■ **PROBLEM TO SOLVE**
Transcribe all of the data exactly. Omit the pictures.

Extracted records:

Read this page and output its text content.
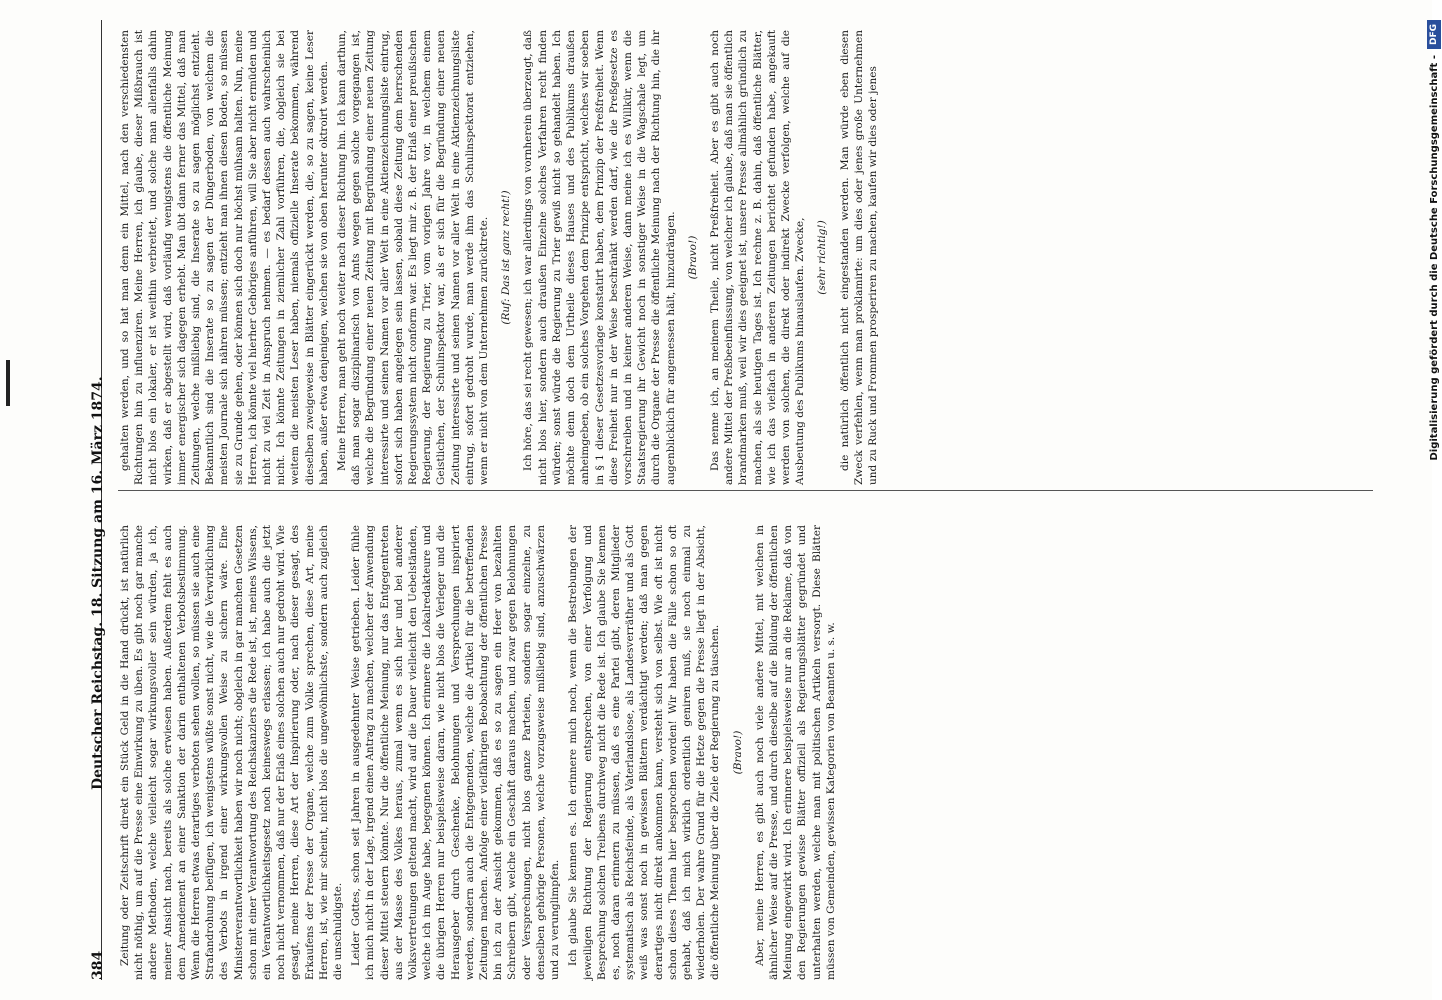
384
Deutscher Reichstag. 18. Sitzung am 16. März 1874. Zeitung oder Zeitschrift direkt ein Stück Geld in die Hand drückt, ist natürlich nicht nöthig, um auf die Presse eine Einwirkung zu üben. Es gibt noch gar manche andere Methoden, welche vielleicht sogar wirkungsvoller sein würden, ja ich, meiner Ansicht nach, bereits als solche erwiesen haben. Außerdem fehlt es auch dem Amendement an einer Sanktion der darin enthaltenen Verbotsbestimmung. Wenn die Herren etwas derartiges verboten sehen wollen, so müssen sie auch eine Strafandrohung beifügen, ich wenigstens wüßte sonst nicht, wie die Verwirklichung des Verbots in irgend einer wirkungsvollen Weise zu sichern wäre. Eine Ministerverantwortlichkeit haben wir noch nicht; obgleich in gar manchen Gesetzen schon mit einer Verantwortung des Reichskanzlers die Rede ist, ist, meines Wissens, ein Verantwortlichkeitsgesetz noch keineswegs erlassen; ich habe auch die jetzt noch nicht vernommen, daß nur der Erlaß eines solchen auch nur gedroht wird. Wie gesagt, meine Herren, diese Art der Inspirierung oder, nach dieser gesagt, des Erkaufens der Presse der Organe, welche zum Volke sprechen, diese Art, meine Herren, ist, wie mir scheint, nicht blos die ungewöhnlichste, sondern auch zugleich die unschuldigste. Leider Gottes, schon seit Jahren in ausgedehnter Weise getrieben. Leider fühle ich mich nicht in der Lage, irgend einen Antrag zu machen, welcher der Anwendung dieser Mittel steuern könnte. Nur die öffentliche Meinung, nur das Entgegentreten aus der Masse des Volkes heraus, zumal wenn es sich hier und bei anderer Volksvertretungen geltend macht, wird auf die Dauer vielleicht den Uebelständen, welche ich im Auge habe, begegnen können. Ich erinnere die Lokalredakteure und die übrigen Herren nur beispielsweise daran, wie nicht blos die Verleger und die Herausgeber durch Geschenke, Belohnungen und Versprechungen inspiriert werden, sondern auch die Entgegnenden, welche die Artikel für die betreffenden Zeitungen machen. Anfolge einer vielfährigen Beobachtung der öffentlichen Presse bin ich zu der Ansicht gekommen, daß es so zu sagen ein Heer von bezahlten Schreibern gibt, welche ein Geschäft daraus machen, und zwar gegen Belohnungen oder Versprechungen, nicht blos ganze Parteien, sondern sogar einzelne, zu denselben gehörige Personen, welche vorzugsweise mißliebig sind, anzuschwärzen und zu verunglimpfen. Ich glaube Sie kennen es. Ich erinnere mich noch, wenn die Bestrebungen der jeweiligen Richtung der Regierung entsprechen, von einer Verfolgung und Besprechung solchen Treibens durchweg nicht die Rede ist. Ich glaube Sie kennen es, noch daran erinnern zu müssen, daß es eine Partei gibt, deren Mitglieder systematisch als Reichsfeinde, als Vaterlandslose, als Landesverräther und als Gott weiß was sonst noch in gewissen Blättern verdächtigt werden; daß man gegen derartiges nicht direkt ankommen kann, versteht sich von selbst. Wie oft ist nicht schon dieses Thema hier besprochen worden! Wir haben die Fälle schon so oft gehabt, daß ich mich wirklich ordentlich geniren muß, sie noch einmal zu wiederholen. Der wahre Grund für die Hetze gegen die Presse liegt in der Absicht, die öffentliche Meinung über die Ziele der Regierung zu täuschen. (Bravo!) Aber, meine Herren, es gibt auch noch viele andere Mittel, mit welchen in ähnlicher Weise auf die Presse, und durch dieselbe auf die Bildung der öffentlichen Meinung eingewirkt wird. Ich erinnere beispielsweise nur an die Reklame, daß von den Regierungen gewisse Blätter offiziell als Regierungsblätter gegründet und unterhalten werden, welche man mit politischen Artikeln versorgt. Diese Blätter müssen von Gemeinden, gewissen Kategorien von Beamten u. s. w.

gehalten werden, und so hat man denn ein Mittel, nach den verschiedensten Richtungen hin zu influenziren. Meine Herren, ich glaube, dieser Mißbrauch ist nicht blos ein lokaler, er ist weithin verbreitet, und solche man allenfalls dahin wirken, daß er abgestellt wird, daß vorläufig wenigstens die öffentliche Meinung immer energischer sich dagegen erhebt. Man übt dann ferner das Mittel, daß man Zeitungen, welche mißliebig sind, die Inserate so zu sagen möglichst entzieht. Bekanntlich sind die Inserate so zu sagen der Düngerboden, von welchem die meisten Journale sich nähren müssen; entzieht man ihnen diesen Boden, so müssen sie zu Grunde gehen, oder können sich doch nur höchst mühsam halten. Nun, meine Herren, ich könnte viel hierher Gehöriges anführen, will Sie aber nicht ermüden und nicht zu viel Zeit in Anspruch nehmen. — es bedarf dessen auch wahrscheinlich nicht. Ich könnte Zeitungen in ziemlicher Zahl vorführen, die, obgleich sie bei weitem die meisten Leser haben, niemals offizielle Inserate bekommen, während dieselben zweigeweise in Blätter eingerückt werden, die, so zu sagen, keine Leser haben, außer etwa denjenigen, welchen sie von oben herunter oktroirt werden. Meine Herren, man geht noch weiter nach dieser Richtung hin. Ich kann darthun, daß man sogar disziplinarisch von Amts wegen gegen solche vorgegangen ist, welche die Begründung einer neuen Zeitung mit Begründung einer neuen Zeitung interessirte und seinen Namen vor aller Welt in eine Aktienzeichnungsliste eintrug, sofort sich haben angelegen sein lassen, sobald diese Zeitung dem herrschenden Regierungssystem nicht conform war. Es liegt mir z. B. der Erlaß einer preußischen Regierung, der Regierung zu Trier, vom vorigen Jahre vor, in welchem einem Geistlichen, der Schulinspektor war, als er sich für die Begründung einer neuen Zeitung interessirte und seinen Namen vor aller Welt in eine Aktienzeichnungsliste eintrug, sofort gedroht wurde, man werde ihm das Schulinspektorat entziehen, wenn er nicht von dem Unternehmen zurücktrete. (Ruf: Das ist ganz recht!) Ich höre, das sei recht gewesen; ich war allerdings von vornherein überzeugt, daß nicht blos hier, sondern auch draußen Einzelne solches Verfahren recht finden würden; sonst würde die Regierung zu Trier gewiß nicht so gehandelt haben. Ich möchte denn doch dem Urtheile dieses Hauses und des Publikums draußen anheimgeben, ob ein solches Vorgehen dem Prinzipe entspricht, welches wir soeben in § 1 dieser Gesetzesvorlage konstatirt haben, dem Prinzip der Preßfreiheit. Wenn diese Freiheit nur in der Weise beschränkt werden darf, wie die Preßgesetze es vorschreiben und in keiner anderen Weise, dann meine ich es Willkür, wenn die Staatsregierung ihr Gewicht noch in sonstiger Weise in die Wagschale legt, um durch die Organe der Presse die öffentliche Meinung nach der Richtung hin, die ihr augenblicklich für angemessen hält, hinzudrängen. (Bravo!) Das nenne ich, an meinem Theile, nicht Preßfreiheit. Aber es gibt auch noch andere Mittel der Preßbeeinflussung, von welcher ich glaube, daß man sie öffentlich brandmarken muß, weil wir dies geeignet ist, unsere Presse allmählich gründlich zu machen, als sie heutigen Tages ist. Ich rechne z. B. dahin, daß öffentliche Blätter, wie ich das vielfach in anderen Zeitungen berichtet gefunden habe, angekauft werden von solchen, die direkt oder indirekt Zwecke verfolgen, welche auf die Ausbeutung des Publikums hinauslaufen. Zwecke, (sehr richtig!) die natürlich öffentlich nicht eingestanden werden. Man würde eben diesen Zweck verfehlen, wenn man proklamirte: um dies oder jenes große Unternehmen und zu Ruck und Frommen prosperiren zu machen, kaufen wir dies oder jenes	Digitalisierung gefördert durch die Deutsche Forschungsgemeinschaft -
DFG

■ **RESULT**
Read this page and output its text content.
384
Deutscher Reichstag. 18. Sitzung am 16. März 1874. Zeitung oder Zeitschrift direkt ein Stück Geld in die Hand drückt, ist natürlich nicht nöthig, um auf die Presse eine Einwirkung zu üben. Es gibt noch gar manche andere Methoden, welche vielleicht sogar wirkungsvoller sein würden, ja ich, meiner Ansicht nach, bereits als solche erwiesen haben. Außerdem fehlt es auch dem Amendement an einer Sanktion der darin enthaltenen Verbotsbestimmung. Wenn die Herren etwas derartiges verboten sehen wollen, so müssen sie auch eine Strafandrohung beifügen, ich wenigstens wüßte sonst nicht, wie die Verwirklichung des Verbots in irgend einer wirkungsvollen Weise zu sichern wäre. Eine Ministerverantwortlichkeit haben wir noch nicht; obgleich in gar manchen Gesetzen schon mit einer Verantwortung des Reichskanzlers die Rede ist, ist, meines Wissens, ein Verantwortlichkeitsgesetz noch keineswegs erlassen; ich habe auch die jetzt noch nicht vernommen, daß nur der Erlaß eines solchen auch nur gedroht wird. Wie gesagt, meine Herren, diese Art der Inspirierung oder, nach dieser gesagt, des Erkaufens der Presse der Organe, welche zum Volke sprechen, diese Art, meine Herren, ist, wie mir scheint, nicht blos die ungewöhnlichste, sondern auch zugleich die unschuldigste. Leider Gottes, schon seit Jahren in ausgedehnter Weise getrieben. Leider fühle ich mich nicht in der Lage, irgend einen Antrag zu machen, welcher der Anwendung dieser Mittel steuern könnte. Nur die öffentliche Meinung, nur das Entgegentreten aus der Masse des Volkes heraus, zumal wenn es sich hier und bei anderer Volksvertretungen geltend macht, wird auf die Dauer vielleicht den Uebelständen, welche ich im Auge habe, begegnen können. Ich erinnere die Lokalredakteure und die übrigen Herren nur beispielsweise daran, wie nicht blos die Verleger und die Herausgeber durch Geschenke, Belohnungen und Versprechungen inspiriert werden, sondern auch die Entgegnenden, welche die Artikel für die betreffenden Zeitungen machen. Anfolge einer vielfährigen Beobachtung der öffentlichen Presse bin ich zu der Ansicht gekommen, daß es so zu sagen ein Heer von bezahlten Schreibern gibt, welche ein Geschäft daraus machen, und zwar gegen Belohnungen oder Versprechungen, nicht blos ganze Parteien, sondern sogar einzelne, zu denselben gehörige Personen, welche vorzugsweise mißliebig sind, anzuschwärzen und zu verunglimpfen. Ich glaube Sie kennen es. Ich erinnere mich noch, wenn die Bestrebungen der jeweiligen Richtung der Regierung entsprechen, von einer Verfolgung und Besprechung solchen Treibens durchweg nicht die Rede ist. Ich glaube Sie kennen es, noch daran erinnern zu müssen, daß es eine Partei gibt, deren Mitglieder systematisch als Reichsfeinde, als Vaterlandslose, als Landesverräther und als Gott weiß was sonst noch in gewissen Blättern verdächtigt werden; daß man gegen derartiges nicht direkt ankommen kann, versteht sich von selbst. Wie oft ist nicht schon dieses Thema hier besprochen worden! Wir haben die Fälle schon so oft gehabt, daß ich mich wirklich ordentlich geniren muß, sie noch einmal zu wiederholen. Der wahre Grund für die Hetze gegen die Presse liegt in der Absicht, die öffentliche Meinung über die Ziele der Regierung zu täuschen. (Bravo!) Aber, meine Herren, es gibt auch noch viele andere Mittel, mit welchen in ähnlicher Weise auf die Presse, und durch dieselbe auf die Bildung der öffentlichen Meinung eingewirkt wird. Ich erinnere beispielsweise nur an die Reklame, daß von den Regierungen gewisse Blätter offiziell als Regierungsblätter gegründet und unterhalten werden, welche man mit politischen Artikeln versorgt. Diese Blätter müssen von Gemeinden, gewissen Kategorien von Beamten u. s. w.

gehalten werden, und so hat man denn ein Mittel, nach den verschiedensten Richtungen hin zu influenziren. Meine Herren, ich glaube, dieser Mißbrauch ist nicht blos ein lokaler, er ist weithin verbreitet, und solche man allenfalls dahin wirken, daß er abgestellt wird, daß vorläufig wenigstens die öffentliche Meinung immer energischer sich dagegen erhebt. Man übt dann ferner das Mittel, daß man Zeitungen, welche mißliebig sind, die Inserate so zu sagen möglichst entzieht. Bekanntlich sind die Inserate so zu sagen der Düngerboden, von welchem die meisten Journale sich nähren müssen; entzieht man ihnen diesen Boden, so müssen sie zu Grunde gehen, oder können sich doch nur höchst mühsam halten. Nun, meine Herren, ich könnte viel hierher Gehöriges anführen, will Sie aber nicht ermüden und nicht zu viel Zeit in Anspruch nehmen. — es bedarf dessen auch wahrscheinlich nicht. Ich könnte Zeitungen in ziemlicher Zahl vorführen, die, obgleich sie bei weitem die meisten Leser haben, niemals offizielle Inserate bekommen, während dieselben zweigeweise in Blätter eingerückt werden, die, so zu sagen, keine Leser haben, außer etwa denjenigen, welchen sie von oben herunter oktroirt werden. Meine Herren, man geht noch weiter nach dieser Richtung hin. Ich kann darthun, daß man sogar disziplinarisch von Amts wegen gegen solche vorgegangen ist, welche die Begründung einer neuen Zeitung mit Begründung einer neuen Zeitung interessirte und seinen Namen vor aller Welt in eine Aktienzeichnungsliste eintrug, sofort sich haben angelegen sein lassen, sobald diese Zeitung dem herrschenden Regierungssystem nicht conform war. Es liegt mir z. B. der Erlaß einer preußischen Regierung, der Regierung zu Trier, vom vorigen Jahre vor, in welchem einem Geistlichen, der Schulinspektor war, als er sich für die Begründung einer neuen Zeitung interessirte und seinen Namen vor aller Welt in eine Aktienzeichnungsliste eintrug, sofort gedroht wurde, man werde ihm das Schulinspektorat entziehen, wenn er nicht von dem Unternehmen zurücktrete. (Ruf: Das ist ganz recht!) Ich höre, das sei recht gewesen; ich war allerdings von vornherein überzeugt, daß nicht blos hier, sondern auch draußen Einzelne solches Verfahren recht finden würden; sonst würde die Regierung zu Trier gewiß nicht so gehandelt haben. Ich möchte denn doch dem Urtheile dieses Hauses und des Publikums draußen anheimgeben, ob ein solches Vorgehen dem Prinzipe entspricht, welches wir soeben in § 1 dieser Gesetzesvorlage konstatirt haben, dem Prinzip der Preßfreiheit. Wenn diese Freiheit nur in der Weise beschränkt werden darf, wie die Preßgesetze es vorschreiben und in keiner anderen Weise, dann meine ich es Willkür, wenn die Staatsregierung ihr Gewicht noch in sonstiger Weise in die Wagschale legt, um durch die Organe der Presse die öffentliche Meinung nach der Richtung hin, die ihr augenblicklich für angemessen hält, hinzudrängen. (Bravo!) Das nenne ich, an meinem Theile, nicht Preßfreiheit. Aber es gibt auch noch andere Mittel der Preßbeeinflussung, von welcher ich glaube, daß man sie öffentlich brandmarken muß, weil wir dies geeignet ist, unsere Presse allmählich gründlich zu machen, als sie heutigen Tages ist. Ich rechne z. B. dahin, daß öffentliche Blätter, wie ich das vielfach in anderen Zeitungen berichtet gefunden habe, angekauft werden von solchen, die direkt oder indirekt Zwecke verfolgen, welche auf die Ausbeutung des Publikums hinauslaufen. Zwecke, (sehr richtig!) die natürlich öffentlich nicht eingestanden werden. Man würde eben diesen Zweck verfehlen, wenn man proklamirte: um dies oder jenes große Unternehmen und zu Ruck und Frommen prosperiren zu machen, kaufen wir dies oder jenes	Digitalisierung gefördert durch die Deutsche Forschungsgemeinschaft -
DFG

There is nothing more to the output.